Goals:
- 1) Name every consequence of the Leibniz rule that the passage on derivations works out, and give the condition under which each one holds.
- 2) Reproduce word for word the part of the passage on derivations that begins at "The Leibniz rule is" and stops after "then \(X(fg)=0\) since \(X(fg)=X(f)g(a)+f(a)X(g)=0\).".

Provided passage:

The Leibniz rule is what really captures the essence of differentiation. Let’s consider some of its consequences. Suppose \(f\) is the constant function, \(f(x)=1\). Then for any derivation \(X\), \(X(f)=0\). This follows since \(f=ff\) and by the Leibniz rule, \(X(f)=X(ff)=X(f)f(a)+f(a)X(f)=2X(f)\), so \(Xf=0\). It follows immediately, by linearity of derivations, that \(Xf=0\) for any constant function \(f(x)=c\). Another consequence is that if \(f(a)=g(a)=0\) then \(X(fg)=0\) since \(X(fg)=X(f)g(a)+f(a)X(g)=0\).

Raw records
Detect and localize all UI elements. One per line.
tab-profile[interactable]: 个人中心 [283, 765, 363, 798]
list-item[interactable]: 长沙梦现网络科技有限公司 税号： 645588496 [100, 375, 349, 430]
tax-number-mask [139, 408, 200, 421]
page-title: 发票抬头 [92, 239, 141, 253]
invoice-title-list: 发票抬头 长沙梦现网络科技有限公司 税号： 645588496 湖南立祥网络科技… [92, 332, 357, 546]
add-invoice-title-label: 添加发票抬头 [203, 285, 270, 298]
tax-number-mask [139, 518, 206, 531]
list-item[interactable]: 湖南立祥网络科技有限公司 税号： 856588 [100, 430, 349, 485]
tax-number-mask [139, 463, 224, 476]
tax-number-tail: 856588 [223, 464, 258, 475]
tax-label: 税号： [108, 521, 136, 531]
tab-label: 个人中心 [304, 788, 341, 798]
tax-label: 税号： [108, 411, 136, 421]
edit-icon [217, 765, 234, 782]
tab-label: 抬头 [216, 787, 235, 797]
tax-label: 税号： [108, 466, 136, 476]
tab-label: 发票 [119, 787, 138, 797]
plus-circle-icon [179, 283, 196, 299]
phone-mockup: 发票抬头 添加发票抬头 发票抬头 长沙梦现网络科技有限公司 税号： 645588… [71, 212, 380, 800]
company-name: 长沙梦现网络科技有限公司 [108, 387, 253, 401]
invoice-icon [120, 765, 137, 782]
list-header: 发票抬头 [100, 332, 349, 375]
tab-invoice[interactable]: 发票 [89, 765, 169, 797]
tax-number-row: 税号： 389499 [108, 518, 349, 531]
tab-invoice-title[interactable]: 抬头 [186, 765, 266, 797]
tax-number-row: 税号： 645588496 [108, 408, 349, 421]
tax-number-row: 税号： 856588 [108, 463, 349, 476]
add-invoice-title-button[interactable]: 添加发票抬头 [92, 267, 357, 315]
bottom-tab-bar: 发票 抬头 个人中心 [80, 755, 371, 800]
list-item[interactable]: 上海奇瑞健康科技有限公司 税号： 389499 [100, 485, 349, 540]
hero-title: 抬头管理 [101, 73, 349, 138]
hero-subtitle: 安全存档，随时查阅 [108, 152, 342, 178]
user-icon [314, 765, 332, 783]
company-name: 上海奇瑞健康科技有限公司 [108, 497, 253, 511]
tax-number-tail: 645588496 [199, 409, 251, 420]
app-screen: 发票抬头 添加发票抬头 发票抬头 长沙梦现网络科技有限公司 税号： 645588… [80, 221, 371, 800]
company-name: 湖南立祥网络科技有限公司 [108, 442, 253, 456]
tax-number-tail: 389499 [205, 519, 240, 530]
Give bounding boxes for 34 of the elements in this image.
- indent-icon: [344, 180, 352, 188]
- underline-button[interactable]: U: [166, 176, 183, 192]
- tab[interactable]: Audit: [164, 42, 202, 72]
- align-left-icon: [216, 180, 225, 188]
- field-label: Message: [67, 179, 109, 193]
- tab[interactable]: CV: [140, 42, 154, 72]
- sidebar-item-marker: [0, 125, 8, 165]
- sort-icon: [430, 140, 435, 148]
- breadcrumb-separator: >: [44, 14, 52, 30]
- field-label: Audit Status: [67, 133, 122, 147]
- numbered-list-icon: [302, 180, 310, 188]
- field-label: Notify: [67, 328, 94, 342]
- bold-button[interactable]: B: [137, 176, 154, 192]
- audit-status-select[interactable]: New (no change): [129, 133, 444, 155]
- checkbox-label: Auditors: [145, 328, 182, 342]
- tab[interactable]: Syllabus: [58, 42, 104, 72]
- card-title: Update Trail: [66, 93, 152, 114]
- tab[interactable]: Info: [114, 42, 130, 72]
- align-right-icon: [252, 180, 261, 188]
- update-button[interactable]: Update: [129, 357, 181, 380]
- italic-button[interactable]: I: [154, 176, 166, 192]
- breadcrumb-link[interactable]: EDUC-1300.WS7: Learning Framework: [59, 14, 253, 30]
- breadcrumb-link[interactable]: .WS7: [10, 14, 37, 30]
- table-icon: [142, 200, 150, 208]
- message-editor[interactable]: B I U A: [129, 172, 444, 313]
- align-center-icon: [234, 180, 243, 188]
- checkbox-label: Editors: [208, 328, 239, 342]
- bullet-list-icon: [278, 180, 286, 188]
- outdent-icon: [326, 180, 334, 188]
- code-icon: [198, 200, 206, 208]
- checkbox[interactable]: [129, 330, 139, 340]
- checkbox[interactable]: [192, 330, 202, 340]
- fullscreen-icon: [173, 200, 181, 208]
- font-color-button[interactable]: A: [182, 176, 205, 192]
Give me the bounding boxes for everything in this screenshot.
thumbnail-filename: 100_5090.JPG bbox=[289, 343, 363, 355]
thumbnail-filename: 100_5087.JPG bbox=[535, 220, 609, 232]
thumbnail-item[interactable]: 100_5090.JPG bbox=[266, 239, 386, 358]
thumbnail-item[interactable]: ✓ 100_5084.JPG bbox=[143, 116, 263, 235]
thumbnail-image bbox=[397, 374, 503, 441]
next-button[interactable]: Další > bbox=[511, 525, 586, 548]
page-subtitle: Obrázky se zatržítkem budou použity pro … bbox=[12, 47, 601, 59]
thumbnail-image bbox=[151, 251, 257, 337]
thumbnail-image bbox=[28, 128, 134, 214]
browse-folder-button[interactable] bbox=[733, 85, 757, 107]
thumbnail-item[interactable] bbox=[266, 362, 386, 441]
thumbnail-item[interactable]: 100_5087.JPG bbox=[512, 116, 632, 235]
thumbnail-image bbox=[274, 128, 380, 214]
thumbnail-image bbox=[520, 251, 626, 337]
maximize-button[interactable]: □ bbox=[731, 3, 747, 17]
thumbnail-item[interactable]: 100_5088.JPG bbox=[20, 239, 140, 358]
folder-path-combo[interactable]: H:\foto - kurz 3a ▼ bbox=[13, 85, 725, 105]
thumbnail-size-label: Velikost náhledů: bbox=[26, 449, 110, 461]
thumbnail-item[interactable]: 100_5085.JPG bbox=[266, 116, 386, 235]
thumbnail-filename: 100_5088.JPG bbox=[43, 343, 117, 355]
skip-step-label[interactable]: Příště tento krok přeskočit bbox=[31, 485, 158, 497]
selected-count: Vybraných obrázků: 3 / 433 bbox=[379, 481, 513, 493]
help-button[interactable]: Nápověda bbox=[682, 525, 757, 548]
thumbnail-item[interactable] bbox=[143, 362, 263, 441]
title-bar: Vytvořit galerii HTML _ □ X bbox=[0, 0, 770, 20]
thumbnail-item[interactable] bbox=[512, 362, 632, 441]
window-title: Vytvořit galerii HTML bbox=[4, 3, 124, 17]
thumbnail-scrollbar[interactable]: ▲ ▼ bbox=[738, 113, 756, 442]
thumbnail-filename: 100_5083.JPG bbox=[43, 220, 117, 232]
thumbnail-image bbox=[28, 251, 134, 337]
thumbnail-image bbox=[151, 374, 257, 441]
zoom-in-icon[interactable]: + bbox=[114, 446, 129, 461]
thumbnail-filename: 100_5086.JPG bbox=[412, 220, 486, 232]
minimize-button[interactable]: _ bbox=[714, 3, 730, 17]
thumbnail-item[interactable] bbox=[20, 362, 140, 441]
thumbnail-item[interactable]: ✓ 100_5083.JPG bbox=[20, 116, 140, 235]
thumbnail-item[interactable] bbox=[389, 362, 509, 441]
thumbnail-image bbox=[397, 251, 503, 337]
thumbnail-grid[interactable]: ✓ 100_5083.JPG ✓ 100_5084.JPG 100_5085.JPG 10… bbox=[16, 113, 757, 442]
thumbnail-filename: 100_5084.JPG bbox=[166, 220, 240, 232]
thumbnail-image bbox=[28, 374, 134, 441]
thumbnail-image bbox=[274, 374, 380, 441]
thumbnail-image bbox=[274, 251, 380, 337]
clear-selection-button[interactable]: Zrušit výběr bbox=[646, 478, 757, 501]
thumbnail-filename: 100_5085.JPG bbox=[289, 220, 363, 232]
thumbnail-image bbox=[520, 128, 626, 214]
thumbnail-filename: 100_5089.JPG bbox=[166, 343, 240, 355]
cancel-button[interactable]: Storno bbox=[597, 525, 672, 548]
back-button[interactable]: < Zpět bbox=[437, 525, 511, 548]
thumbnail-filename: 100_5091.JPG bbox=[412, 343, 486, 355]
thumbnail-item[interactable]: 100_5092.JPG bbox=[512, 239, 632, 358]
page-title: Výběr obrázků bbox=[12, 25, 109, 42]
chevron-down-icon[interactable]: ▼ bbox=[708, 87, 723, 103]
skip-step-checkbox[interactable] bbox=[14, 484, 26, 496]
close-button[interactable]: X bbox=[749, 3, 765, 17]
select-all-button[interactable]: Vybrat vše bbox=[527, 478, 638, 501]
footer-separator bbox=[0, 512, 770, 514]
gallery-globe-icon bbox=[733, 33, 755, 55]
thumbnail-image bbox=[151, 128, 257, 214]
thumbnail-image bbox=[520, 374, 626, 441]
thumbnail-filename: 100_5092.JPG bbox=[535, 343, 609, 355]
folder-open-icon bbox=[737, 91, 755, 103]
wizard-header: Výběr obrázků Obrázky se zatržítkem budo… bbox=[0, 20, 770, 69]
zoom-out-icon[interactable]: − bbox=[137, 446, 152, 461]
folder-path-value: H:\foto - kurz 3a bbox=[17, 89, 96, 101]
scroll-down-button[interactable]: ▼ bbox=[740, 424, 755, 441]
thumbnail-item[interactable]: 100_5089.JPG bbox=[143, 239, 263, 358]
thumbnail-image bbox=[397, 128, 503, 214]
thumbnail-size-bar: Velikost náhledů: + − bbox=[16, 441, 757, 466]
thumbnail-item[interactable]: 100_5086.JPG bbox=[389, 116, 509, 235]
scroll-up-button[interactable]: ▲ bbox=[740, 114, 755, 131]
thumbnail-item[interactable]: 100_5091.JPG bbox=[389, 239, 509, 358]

Final answers:
- 1)
1. For the constant function \(f(x)=1\), \(X(f)=0\) for any derivation \(X\).
2. For any constant function \(f(x)=c\), \(Xf=0\). This follows by linearity of derivations.
3. If \(f(a)=g(a)=0\), then \(X(fg)=0\).

- 2)
The Leibniz rule is what really captures the essence of differentiation. Let’s consider some of its consequences. Suppose \(f\) is the constant function, \(f(x)=1\). Then for any derivation \(X\), \(X(f)=0\). This follows since \(f=ff\) and by the Leibniz rule, \(X(f)=X(ff)=X(f)f(a)+f(a)X(f)=2X(f)\), so \(Xf=0\). It follows immediately, by linearity of derivations, that \(Xf=0\) for any constant function \(f(x)=c\). Another consequence is that if \(f(a)=g(a)=0\) then \(X(fg)=0\) since \(X(fg)=X(f)g(a)+f(a)X(g)=0\).